The exercise: Below are records to repeat exactly. Omit the pictures from the copy.

Source records
----------

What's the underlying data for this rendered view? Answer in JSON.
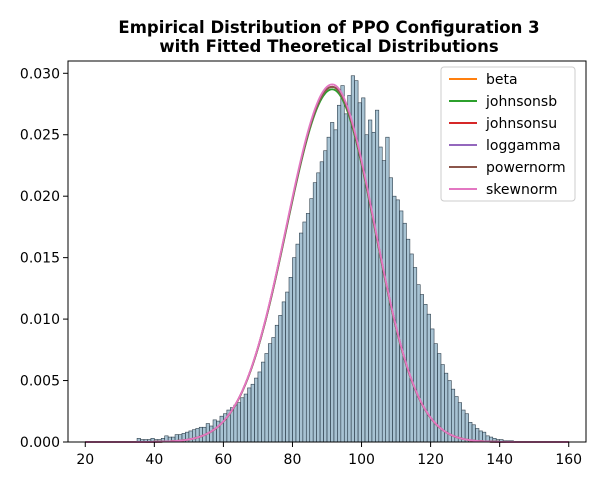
{
  "chart_data": {
    "type": "histogram",
    "title": "Empirical Distribution of PPO Configuration 3\nwith Fitted Theoretical Distributions",
    "xlim": [
      15,
      165
    ],
    "ylim": [
      0,
      0.031
    ],
    "xticks": [
      20,
      40,
      60,
      80,
      100,
      120,
      140,
      160
    ],
    "yticks": [
      0.0,
      0.005,
      0.01,
      0.015,
      0.02,
      0.025,
      0.03
    ],
    "ytick_format": "0.000",
    "grid": false,
    "legend_position": "top-right",
    "histogram": {
      "bin_start": 35,
      "bin_width": 1,
      "fill_color": "#6e9bb5",
      "edge_color": "#2e3f4c",
      "densities": [
        0.0003,
        0.0002,
        0.0002,
        0.0002,
        0.0003,
        0.0002,
        0.0002,
        0.0003,
        0.0005,
        0.0004,
        0.0004,
        0.0006,
        0.0006,
        0.0007,
        0.0008,
        0.0009,
        0.001,
        0.0011,
        0.0012,
        0.0012,
        0.0015,
        0.0013,
        0.0018,
        0.0017,
        0.0021,
        0.0023,
        0.0026,
        0.0028,
        0.003,
        0.0032,
        0.0036,
        0.0039,
        0.0044,
        0.0047,
        0.0052,
        0.0057,
        0.0065,
        0.0072,
        0.008,
        0.0085,
        0.0095,
        0.0103,
        0.0114,
        0.0122,
        0.0134,
        0.015,
        0.0161,
        0.017,
        0.0179,
        0.0186,
        0.0198,
        0.0211,
        0.0219,
        0.0228,
        0.0237,
        0.0248,
        0.026,
        0.0254,
        0.0274,
        0.029,
        0.0267,
        0.0282,
        0.0298,
        0.0294,
        0.0276,
        0.028,
        0.025,
        0.0262,
        0.0252,
        0.027,
        0.024,
        0.0229,
        0.0248,
        0.0215,
        0.02,
        0.0197,
        0.0188,
        0.0178,
        0.0165,
        0.0153,
        0.0142,
        0.0128,
        0.012,
        0.0112,
        0.0104,
        0.0092,
        0.008,
        0.0072,
        0.0063,
        0.0056,
        0.005,
        0.0043,
        0.0037,
        0.0032,
        0.0026,
        0.0023,
        0.0016,
        0.0014,
        0.0011,
        0.0009,
        0.0008,
        0.0005,
        0.0004,
        0.0003,
        0.0002,
        0.0002,
        0.0001,
        0.0001,
        0.0001
      ]
    },
    "fit_params": {
      "mu": 91.5,
      "sigma_left": 13.2,
      "sigma_right": 12.3,
      "x_start": 20,
      "x_end": 160
    },
    "series": [
      {
        "name": "beta",
        "color": "#ff7f0e",
        "peak": 0.0289
      },
      {
        "name": "johnsonsb",
        "color": "#2ca02c",
        "peak": 0.0287
      },
      {
        "name": "johnsonsu",
        "color": "#d62728",
        "peak": 0.0289
      },
      {
        "name": "loggamma",
        "color": "#9467bd",
        "peak": 0.0289
      },
      {
        "name": "powernorm",
        "color": "#8c564b",
        "peak": 0.0289
      },
      {
        "name": "skewnorm",
        "color": "#e377c2",
        "peak": 0.0291
      }
    ]
  }
}
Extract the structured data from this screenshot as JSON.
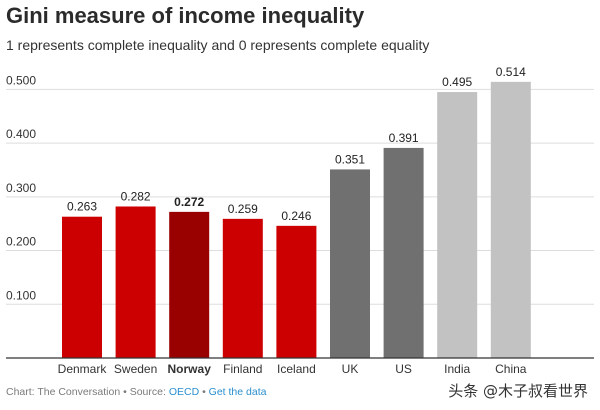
{
  "chart_data": {
    "type": "bar",
    "title": "Gini measure of income inequality",
    "subtitle": "1 represents complete inequality and 0 represents complete equality",
    "categories": [
      "Denmark",
      "Sweden",
      "Norway",
      "Finland",
      "Iceland",
      "UK",
      "US",
      "India",
      "China"
    ],
    "values": [
      0.263,
      0.282,
      0.272,
      0.259,
      0.246,
      0.351,
      0.391,
      0.495,
      0.514
    ],
    "value_labels": [
      "0.263",
      "0.282",
      "0.272",
      "0.259",
      "0.246",
      "0.351",
      "0.391",
      "0.495",
      "0.514"
    ],
    "highlight_category": "Norway",
    "bar_colors": [
      "#cc0000",
      "#cc0000",
      "#990000",
      "#cc0000",
      "#cc0000",
      "#707070",
      "#707070",
      "#c2c2c2",
      "#c2c2c2"
    ],
    "ylim": [
      0,
      0.55
    ],
    "yticks": [
      0.1,
      0.2,
      0.3,
      0.4,
      0.5
    ],
    "ytick_labels": [
      "0.100",
      "0.200",
      "0.300",
      "0.400",
      "0.500"
    ],
    "grid": true,
    "xlabel": "",
    "ylabel": ""
  },
  "footer": {
    "prefix": "Chart: The Conversation • Source: ",
    "source_link": "OECD",
    "separator": " • ",
    "data_link": "Get the data"
  },
  "watermark": "头条 @木子叔看世界",
  "colors": {
    "grid": "#dddddd",
    "axis": "#333333",
    "tick_text": "#333333",
    "link": "#2a8fcf"
  }
}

----------

Completed exercise:
What's the underlying data for this rendered view? Answer in JSON.
{
  "chart_data": {
    "type": "histogram",
    "title": "Empirical Distribution of PPO Configuration 3\nwith Fitted Theoretical Distributions",
    "xlim": [
      15,
      165
    ],
    "ylim": [
      0,
      0.031
    ],
    "xticks": [
      20,
      40,
      60,
      80,
      100,
      120,
      140,
      160
    ],
    "yticks": [
      0.0,
      0.005,
      0.01,
      0.015,
      0.02,
      0.025,
      0.03
    ],
    "ytick_format": "0.000",
    "grid": false,
    "legend_position": "top-right",
    "histogram": {
      "bin_start": 35,
      "bin_width": 1,
      "fill_color": "#6e9bb5",
      "edge_color": "#2e3f4c",
      "densities": [
        0.0003,
        0.0002,
        0.0002,
        0.0002,
        0.0003,
        0.0002,
        0.0002,
        0.0003,
        0.0005,
        0.0004,
        0.0004,
        0.0006,
        0.0006,
        0.0007,
        0.0008,
        0.0009,
        0.001,
        0.0011,
        0.0012,
        0.0012,
        0.0015,
        0.0013,
        0.0018,
        0.0017,
        0.0021,
        0.0023,
        0.0026,
        0.0028,
        0.003,
        0.0032,
        0.0036,
        0.0039,
        0.0044,
        0.0047,
        0.0052,
        0.0057,
        0.0065,
        0.0072,
        0.008,
        0.0085,
        0.0095,
        0.0103,
        0.0114,
        0.0122,
        0.0134,
        0.015,
        0.0161,
        0.017,
        0.0179,
        0.0186,
        0.0198,
        0.0211,
        0.0219,
        0.0228,
        0.0237,
        0.0248,
        0.026,
        0.0254,
        0.0274,
        0.029,
        0.0267,
        0.0282,
        0.0298,
        0.0294,
        0.0276,
        0.028,
        0.025,
        0.0262,
        0.0252,
        0.027,
        0.024,
        0.0229,
        0.0248,
        0.0215,
        0.02,
        0.0197,
        0.0188,
        0.0178,
        0.0165,
        0.0153,
        0.0142,
        0.0128,
        0.012,
        0.0112,
        0.0104,
        0.0092,
        0.008,
        0.0072,
        0.0063,
        0.0056,
        0.005,
        0.0043,
        0.0037,
        0.0032,
        0.0026,
        0.0023,
        0.0016,
        0.0014,
        0.0011,
        0.0009,
        0.0008,
        0.0005,
        0.0004,
        0.0003,
        0.0002,
        0.0002,
        0.0001,
        0.0001,
        0.0001
      ]
    },
    "fit_params": {
      "mu": 91.5,
      "sigma_left": 13.2,
      "sigma_right": 12.3,
      "x_start": 20,
      "x_end": 160
    },
    "series": [
      {
        "name": "beta",
        "color": "#ff7f0e",
        "peak": 0.0289
      },
      {
        "name": "johnsonsb",
        "color": "#2ca02c",
        "peak": 0.0287
      },
      {
        "name": "johnsonsu",
        "color": "#d62728",
        "peak": 0.0289
      },
      {
        "name": "loggamma",
        "color": "#9467bd",
        "peak": 0.0289
      },
      {
        "name": "powernorm",
        "color": "#8c564b",
        "peak": 0.0289
      },
      {
        "name": "skewnorm",
        "color": "#e377c2",
        "peak": 0.0291
      }
    ]
  }
}
Extract the structured data from this screenshot as JSON.
{
  "chart_data": {
    "type": "bar",
    "title": "Gini measure of income inequality",
    "subtitle": "1 represents complete inequality and 0 represents complete equality",
    "categories": [
      "Denmark",
      "Sweden",
      "Norway",
      "Finland",
      "Iceland",
      "UK",
      "US",
      "India",
      "China"
    ],
    "values": [
      0.263,
      0.282,
      0.272,
      0.259,
      0.246,
      0.351,
      0.391,
      0.495,
      0.514
    ],
    "value_labels": [
      "0.263",
      "0.282",
      "0.272",
      "0.259",
      "0.246",
      "0.351",
      "0.391",
      "0.495",
      "0.514"
    ],
    "highlight_category": "Norway",
    "bar_colors": [
      "#cc0000",
      "#cc0000",
      "#990000",
      "#cc0000",
      "#cc0000",
      "#707070",
      "#707070",
      "#c2c2c2",
      "#c2c2c2"
    ],
    "ylim": [
      0,
      0.55
    ],
    "yticks": [
      0.1,
      0.2,
      0.3,
      0.4,
      0.5
    ],
    "ytick_labels": [
      "0.100",
      "0.200",
      "0.300",
      "0.400",
      "0.500"
    ],
    "grid": true,
    "xlabel": "",
    "ylabel": ""
  },
  "footer": {
    "prefix": "Chart: The Conversation • Source: ",
    "source_link": "OECD",
    "separator": " • ",
    "data_link": "Get the data"
  },
  "watermark": "头条 @木子叔看世界",
  "colors": {
    "grid": "#dddddd",
    "axis": "#333333",
    "tick_text": "#333333",
    "link": "#2a8fcf"
  }
}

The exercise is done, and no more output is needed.